- WHAT YOU ARE ASKED TO DO: Search the listing below for the string "MOTION" and show each line that contains it.

Data listing
######

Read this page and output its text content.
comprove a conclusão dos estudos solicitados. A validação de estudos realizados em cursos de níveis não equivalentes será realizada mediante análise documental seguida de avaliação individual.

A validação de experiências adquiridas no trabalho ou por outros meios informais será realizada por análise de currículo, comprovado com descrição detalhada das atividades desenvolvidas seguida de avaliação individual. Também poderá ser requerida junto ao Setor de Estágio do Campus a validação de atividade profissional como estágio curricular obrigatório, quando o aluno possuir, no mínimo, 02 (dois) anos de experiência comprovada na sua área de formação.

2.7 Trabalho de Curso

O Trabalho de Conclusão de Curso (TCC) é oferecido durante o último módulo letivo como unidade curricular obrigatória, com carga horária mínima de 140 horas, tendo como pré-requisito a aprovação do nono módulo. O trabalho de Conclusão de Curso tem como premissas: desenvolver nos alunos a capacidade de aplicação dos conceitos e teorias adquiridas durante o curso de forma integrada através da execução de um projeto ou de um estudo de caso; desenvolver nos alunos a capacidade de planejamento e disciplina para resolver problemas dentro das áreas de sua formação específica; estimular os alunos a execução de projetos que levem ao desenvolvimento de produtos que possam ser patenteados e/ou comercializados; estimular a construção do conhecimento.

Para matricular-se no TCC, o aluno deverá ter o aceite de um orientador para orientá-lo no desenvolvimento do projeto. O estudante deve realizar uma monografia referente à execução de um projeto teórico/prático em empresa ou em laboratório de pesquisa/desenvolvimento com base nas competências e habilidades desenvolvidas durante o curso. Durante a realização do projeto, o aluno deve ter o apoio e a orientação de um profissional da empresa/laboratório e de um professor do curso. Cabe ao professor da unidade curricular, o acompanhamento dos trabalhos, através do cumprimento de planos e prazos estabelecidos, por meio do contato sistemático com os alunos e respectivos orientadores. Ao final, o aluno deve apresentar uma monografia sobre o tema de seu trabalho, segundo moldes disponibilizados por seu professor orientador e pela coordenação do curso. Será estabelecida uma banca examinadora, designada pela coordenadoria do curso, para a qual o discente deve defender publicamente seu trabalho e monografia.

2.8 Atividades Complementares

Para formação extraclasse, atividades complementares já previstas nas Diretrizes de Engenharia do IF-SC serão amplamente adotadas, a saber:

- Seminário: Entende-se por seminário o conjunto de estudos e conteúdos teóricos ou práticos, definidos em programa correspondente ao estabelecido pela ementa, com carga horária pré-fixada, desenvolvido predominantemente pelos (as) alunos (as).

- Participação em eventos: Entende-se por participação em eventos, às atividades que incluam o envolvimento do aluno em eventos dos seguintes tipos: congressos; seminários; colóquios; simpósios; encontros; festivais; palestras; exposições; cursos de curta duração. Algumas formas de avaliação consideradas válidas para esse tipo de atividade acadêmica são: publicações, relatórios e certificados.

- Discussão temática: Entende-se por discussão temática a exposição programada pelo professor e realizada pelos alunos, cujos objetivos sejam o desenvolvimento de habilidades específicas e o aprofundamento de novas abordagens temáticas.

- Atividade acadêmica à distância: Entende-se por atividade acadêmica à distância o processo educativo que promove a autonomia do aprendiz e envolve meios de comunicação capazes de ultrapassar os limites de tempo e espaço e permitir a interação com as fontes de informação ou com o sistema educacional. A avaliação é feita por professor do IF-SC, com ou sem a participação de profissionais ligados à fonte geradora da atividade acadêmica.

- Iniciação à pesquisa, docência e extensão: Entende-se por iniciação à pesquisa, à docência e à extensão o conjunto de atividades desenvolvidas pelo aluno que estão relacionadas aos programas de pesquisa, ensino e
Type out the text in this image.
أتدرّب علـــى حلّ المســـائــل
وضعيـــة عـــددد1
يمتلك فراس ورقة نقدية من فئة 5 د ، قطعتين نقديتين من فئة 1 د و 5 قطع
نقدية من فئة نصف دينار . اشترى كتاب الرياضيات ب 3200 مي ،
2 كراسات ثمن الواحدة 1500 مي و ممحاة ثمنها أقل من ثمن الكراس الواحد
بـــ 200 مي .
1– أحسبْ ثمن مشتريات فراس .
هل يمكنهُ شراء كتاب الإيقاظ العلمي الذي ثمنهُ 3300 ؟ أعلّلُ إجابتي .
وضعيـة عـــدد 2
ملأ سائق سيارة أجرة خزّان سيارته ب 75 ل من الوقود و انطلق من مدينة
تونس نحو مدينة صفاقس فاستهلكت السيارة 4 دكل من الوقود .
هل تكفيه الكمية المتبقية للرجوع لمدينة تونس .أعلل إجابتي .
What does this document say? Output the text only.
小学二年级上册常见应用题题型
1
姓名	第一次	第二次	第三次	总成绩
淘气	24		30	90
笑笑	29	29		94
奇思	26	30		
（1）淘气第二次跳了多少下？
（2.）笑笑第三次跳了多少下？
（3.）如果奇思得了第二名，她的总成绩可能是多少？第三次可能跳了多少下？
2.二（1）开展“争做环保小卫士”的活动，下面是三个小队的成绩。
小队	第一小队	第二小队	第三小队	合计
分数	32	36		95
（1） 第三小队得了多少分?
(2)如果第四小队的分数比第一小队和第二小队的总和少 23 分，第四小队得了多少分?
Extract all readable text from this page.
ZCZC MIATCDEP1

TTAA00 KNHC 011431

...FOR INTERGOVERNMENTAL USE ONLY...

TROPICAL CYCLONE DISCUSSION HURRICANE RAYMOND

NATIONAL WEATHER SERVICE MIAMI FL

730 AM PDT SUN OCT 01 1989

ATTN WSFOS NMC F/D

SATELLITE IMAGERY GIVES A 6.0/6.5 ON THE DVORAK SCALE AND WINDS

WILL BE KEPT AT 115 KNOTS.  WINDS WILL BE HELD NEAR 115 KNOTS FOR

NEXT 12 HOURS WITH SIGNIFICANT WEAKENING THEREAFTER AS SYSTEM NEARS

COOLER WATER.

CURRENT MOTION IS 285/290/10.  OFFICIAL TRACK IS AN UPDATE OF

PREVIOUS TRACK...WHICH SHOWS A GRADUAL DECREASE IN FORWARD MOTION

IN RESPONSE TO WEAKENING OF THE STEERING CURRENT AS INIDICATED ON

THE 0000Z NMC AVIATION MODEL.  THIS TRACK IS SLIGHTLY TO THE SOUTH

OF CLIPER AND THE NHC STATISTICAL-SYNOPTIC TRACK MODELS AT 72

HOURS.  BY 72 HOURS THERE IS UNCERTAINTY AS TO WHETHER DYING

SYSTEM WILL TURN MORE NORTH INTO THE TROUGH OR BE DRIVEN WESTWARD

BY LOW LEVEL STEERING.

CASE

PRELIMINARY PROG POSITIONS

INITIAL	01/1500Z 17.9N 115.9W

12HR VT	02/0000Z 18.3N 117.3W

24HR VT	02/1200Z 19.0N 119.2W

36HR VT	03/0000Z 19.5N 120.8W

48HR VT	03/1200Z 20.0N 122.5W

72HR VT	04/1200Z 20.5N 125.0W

######

- SOLUTION FOR THIS EXERCISE:
CURRENT MOTION IS 285/290/10.  OFFICIAL TRACK IS AN UPDATE OF
PREVIOUS TRACK...WHICH SHOWS A GRADUAL DECREASE IN FORWARD MOTION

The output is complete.